# What to produce:
Reproduce the complete listing without any deviation.

# The records:
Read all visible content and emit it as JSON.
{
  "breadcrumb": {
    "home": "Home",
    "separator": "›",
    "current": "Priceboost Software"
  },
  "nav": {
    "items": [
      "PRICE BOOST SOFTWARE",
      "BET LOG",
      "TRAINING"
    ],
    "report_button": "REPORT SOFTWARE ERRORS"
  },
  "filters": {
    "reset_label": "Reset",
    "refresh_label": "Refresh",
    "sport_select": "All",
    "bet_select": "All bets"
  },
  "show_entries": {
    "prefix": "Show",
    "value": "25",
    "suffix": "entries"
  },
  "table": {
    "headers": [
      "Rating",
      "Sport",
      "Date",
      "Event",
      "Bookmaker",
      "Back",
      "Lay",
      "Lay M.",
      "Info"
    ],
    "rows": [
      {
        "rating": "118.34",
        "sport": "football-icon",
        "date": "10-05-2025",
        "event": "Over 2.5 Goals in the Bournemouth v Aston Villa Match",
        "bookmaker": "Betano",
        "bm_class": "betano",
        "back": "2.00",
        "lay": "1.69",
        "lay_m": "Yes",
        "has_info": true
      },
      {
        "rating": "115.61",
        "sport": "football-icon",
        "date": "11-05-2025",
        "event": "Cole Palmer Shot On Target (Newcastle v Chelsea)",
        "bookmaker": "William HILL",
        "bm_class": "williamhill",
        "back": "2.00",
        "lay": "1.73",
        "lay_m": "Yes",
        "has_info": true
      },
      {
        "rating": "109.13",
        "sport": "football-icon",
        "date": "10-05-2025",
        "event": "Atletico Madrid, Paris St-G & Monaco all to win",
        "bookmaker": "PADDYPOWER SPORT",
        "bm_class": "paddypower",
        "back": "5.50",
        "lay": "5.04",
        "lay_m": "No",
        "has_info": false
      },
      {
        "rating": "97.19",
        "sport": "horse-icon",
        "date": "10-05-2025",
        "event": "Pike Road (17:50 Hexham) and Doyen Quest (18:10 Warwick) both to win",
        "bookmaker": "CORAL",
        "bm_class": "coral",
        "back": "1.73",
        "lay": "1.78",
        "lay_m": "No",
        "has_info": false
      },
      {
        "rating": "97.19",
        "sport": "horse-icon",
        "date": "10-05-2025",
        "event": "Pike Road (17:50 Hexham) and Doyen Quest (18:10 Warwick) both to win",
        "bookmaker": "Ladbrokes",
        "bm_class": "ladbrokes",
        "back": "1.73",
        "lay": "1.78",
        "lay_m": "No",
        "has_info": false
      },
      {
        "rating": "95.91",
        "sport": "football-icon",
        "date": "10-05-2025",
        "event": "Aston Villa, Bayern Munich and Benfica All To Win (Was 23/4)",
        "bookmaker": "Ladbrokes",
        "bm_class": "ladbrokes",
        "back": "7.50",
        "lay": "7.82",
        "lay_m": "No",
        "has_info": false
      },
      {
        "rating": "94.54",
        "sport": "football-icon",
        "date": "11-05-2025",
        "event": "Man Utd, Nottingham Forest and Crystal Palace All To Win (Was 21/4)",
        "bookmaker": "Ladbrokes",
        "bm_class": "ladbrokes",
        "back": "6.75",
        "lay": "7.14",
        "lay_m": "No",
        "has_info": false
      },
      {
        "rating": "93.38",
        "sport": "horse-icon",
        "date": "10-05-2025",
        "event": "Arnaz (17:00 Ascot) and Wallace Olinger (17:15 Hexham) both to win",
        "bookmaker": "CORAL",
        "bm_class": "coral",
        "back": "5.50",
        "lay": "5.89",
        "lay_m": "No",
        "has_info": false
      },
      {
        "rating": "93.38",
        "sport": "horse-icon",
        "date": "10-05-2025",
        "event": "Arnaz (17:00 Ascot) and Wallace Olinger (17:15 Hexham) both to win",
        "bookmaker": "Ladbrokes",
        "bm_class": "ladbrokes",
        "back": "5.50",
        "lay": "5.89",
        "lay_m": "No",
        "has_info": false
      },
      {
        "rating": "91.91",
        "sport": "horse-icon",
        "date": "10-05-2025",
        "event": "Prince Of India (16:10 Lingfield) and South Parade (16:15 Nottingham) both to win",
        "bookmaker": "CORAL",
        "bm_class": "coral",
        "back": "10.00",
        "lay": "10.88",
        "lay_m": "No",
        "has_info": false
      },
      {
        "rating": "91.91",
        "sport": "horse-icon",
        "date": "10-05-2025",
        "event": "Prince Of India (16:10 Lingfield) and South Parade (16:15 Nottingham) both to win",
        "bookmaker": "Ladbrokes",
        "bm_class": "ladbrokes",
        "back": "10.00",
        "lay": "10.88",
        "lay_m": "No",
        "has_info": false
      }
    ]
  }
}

# The reply:
Read all visible content and emit it as JSON.
{
  "breadcrumb": {
    "home": "Home",
    "separator": "›",
    "current": "Priceboost Software"
  },
  "nav": {
    "items": [
      "PRICE BOOST SOFTWARE",
      "BET LOG",
      "TRAINING"
    ],
    "report_button": "REPORT SOFTWARE ERRORS"
  },
  "filters": {
    "reset_label": "Reset",
    "refresh_label": "Refresh",
    "sport_select": "All",
    "bet_select": "All bets"
  },
  "show_entries": {
    "prefix": "Show",
    "value": "25",
    "suffix": "entries"
  },
  "table": {
    "headers": [
      "Rating",
      "Sport",
      "Date",
      "Event",
      "Bookmaker",
      "Back",
      "Lay",
      "Lay M.",
      "Info"
    ],
    "rows": [
      {
        "rating": "118.34",
        "sport": "football-icon",
        "date": "10-05-2025",
        "event": "Over 2.5 Goals in the Bournemouth v Aston Villa Match",
        "bookmaker": "Betano",
        "bm_class": "betano",
        "back": "2.00",
        "lay": "1.69",
        "lay_m": "Yes",
        "has_info": true
      },
      {
        "rating": "115.61",
        "sport": "football-icon",
        "date": "11-05-2025",
        "event": "Cole Palmer Shot On Target (Newcastle v Chelsea)",
        "bookmaker": "William HILL",
        "bm_class": "williamhill",
        "back": "2.00",
        "lay": "1.73",
        "lay_m": "Yes",
        "has_info": true
      },
      {
        "rating": "109.13",
        "sport": "football-icon",
        "date": "10-05-2025",
        "event": "Atletico Madrid, Paris St-G & Monaco all to win",
        "bookmaker": "PADDYPOWER SPORT",
        "bm_class": "paddypower",
        "back": "5.50",
        "lay": "5.04",
        "lay_m": "No",
        "has_info": false
      },
      {
        "rating": "97.19",
        "sport": "horse-icon",
        "date": "10-05-2025",
        "event": "Pike Road (17:50 Hexham) and Doyen Quest (18:10 Warwick) both to win",
        "bookmaker": "CORAL",
        "bm_class": "coral",
        "back": "1.73",
        "lay": "1.78",
        "lay_m": "No",
        "has_info": false
      },
      {
        "rating": "97.19",
        "sport": "horse-icon",
        "date": "10-05-2025",
        "event": "Pike Road (17:50 Hexham) and Doyen Quest (18:10 Warwick) both to win",
        "bookmaker": "Ladbrokes",
        "bm_class": "ladbrokes",
        "back": "1.73",
        "lay": "1.78",
        "lay_m": "No",
        "has_info": false
      },
      {
        "rating": "95.91",
        "sport": "football-icon",
        "date": "10-05-2025",
        "event": "Aston Villa, Bayern Munich and Benfica All To Win (Was 23/4)",
        "bookmaker": "Ladbrokes",
        "bm_class": "ladbrokes",
        "back": "7.50",
        "lay": "7.82",
        "lay_m": "No",
        "has_info": false
      },
      {
        "rating": "94.54",
        "sport": "football-icon",
        "date": "11-05-2025",
        "event": "Man Utd, Nottingham Forest and Crystal Palace All To Win (Was 21/4)",
        "bookmaker": "Ladbrokes",
        "bm_class": "ladbrokes",
        "back": "6.75",
        "lay": "7.14",
        "lay_m": "No",
        "has_info": false
      },
      {
        "rating": "93.38",
        "sport": "horse-icon",
        "date": "10-05-2025",
        "event": "Arnaz (17:00 Ascot) and Wallace Olinger (17:15 Hexham) both to win",
        "bookmaker": "CORAL",
        "bm_class": "coral",
        "back": "5.50",
        "lay": "5.89",
        "lay_m": "No",
        "has_info": false
      },
      {
        "rating": "93.38",
        "sport": "horse-icon",
        "date": "10-05-2025",
        "event": "Arnaz (17:00 Ascot) and Wallace Olinger (17:15 Hexham) both to win",
        "bookmaker": "Ladbrokes",
        "bm_class": "ladbrokes",
        "back": "5.50",
        "lay": "5.89",
        "lay_m": "No",
        "has_info": false
      },
      {
        "rating": "91.91",
        "sport": "horse-icon",
        "date": "10-05-2025",
        "event": "Prince Of India (16:10 Lingfield) and South Parade (16:15 Nottingham) both to win",
        "bookmaker": "CORAL",
        "bm_class": "coral",
        "back": "10.00",
        "lay": "10.88",
        "lay_m": "No",
        "has_info": false
      },
      {
        "rating": "91.91",
        "sport": "horse-icon",
        "date": "10-05-2025",
        "event": "Prince Of India (16:10 Lingfield) and South Parade (16:15 Nottingham) both to win",
        "bookmaker": "Ladbrokes",
        "bm_class": "ladbrokes",
        "back": "10.00",
        "lay": "10.88",
        "lay_m": "No",
        "has_info": false
      }
    ]
  }
}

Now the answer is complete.